The request ->
Return all lines where the word "less" can be found.

Data shown ->
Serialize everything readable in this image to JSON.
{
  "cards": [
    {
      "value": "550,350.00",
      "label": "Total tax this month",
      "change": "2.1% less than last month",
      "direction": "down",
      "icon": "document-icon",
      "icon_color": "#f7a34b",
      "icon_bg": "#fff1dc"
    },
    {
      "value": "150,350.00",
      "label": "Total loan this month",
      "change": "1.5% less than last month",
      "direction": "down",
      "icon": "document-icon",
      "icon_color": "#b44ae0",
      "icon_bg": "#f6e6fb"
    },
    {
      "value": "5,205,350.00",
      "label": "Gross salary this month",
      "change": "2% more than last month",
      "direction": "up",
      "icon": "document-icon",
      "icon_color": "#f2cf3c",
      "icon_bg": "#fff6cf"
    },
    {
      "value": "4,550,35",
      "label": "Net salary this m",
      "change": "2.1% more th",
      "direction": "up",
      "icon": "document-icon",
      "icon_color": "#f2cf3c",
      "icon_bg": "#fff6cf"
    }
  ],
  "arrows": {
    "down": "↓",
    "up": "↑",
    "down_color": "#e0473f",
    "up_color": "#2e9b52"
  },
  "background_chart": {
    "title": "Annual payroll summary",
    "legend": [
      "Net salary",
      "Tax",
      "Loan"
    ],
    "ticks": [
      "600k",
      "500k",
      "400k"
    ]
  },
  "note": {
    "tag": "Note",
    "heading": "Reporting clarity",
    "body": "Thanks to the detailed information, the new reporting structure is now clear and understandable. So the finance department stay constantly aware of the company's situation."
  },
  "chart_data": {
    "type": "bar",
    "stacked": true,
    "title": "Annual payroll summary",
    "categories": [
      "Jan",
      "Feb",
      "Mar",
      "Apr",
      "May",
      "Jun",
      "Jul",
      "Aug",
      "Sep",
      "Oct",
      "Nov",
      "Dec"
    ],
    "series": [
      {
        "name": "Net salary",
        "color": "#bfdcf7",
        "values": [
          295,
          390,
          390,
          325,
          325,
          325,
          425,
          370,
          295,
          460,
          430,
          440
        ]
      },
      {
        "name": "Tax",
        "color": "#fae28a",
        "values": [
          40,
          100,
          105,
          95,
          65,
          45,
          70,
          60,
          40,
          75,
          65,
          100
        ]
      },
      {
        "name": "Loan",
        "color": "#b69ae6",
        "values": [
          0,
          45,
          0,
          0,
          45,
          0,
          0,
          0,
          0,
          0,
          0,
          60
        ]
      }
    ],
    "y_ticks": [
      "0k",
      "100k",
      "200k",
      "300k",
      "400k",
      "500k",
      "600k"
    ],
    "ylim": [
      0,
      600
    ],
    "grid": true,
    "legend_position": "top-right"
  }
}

Answer for this exercise ->
      "change": "2.1% less than last month",
      "change": "1.5% less than last month",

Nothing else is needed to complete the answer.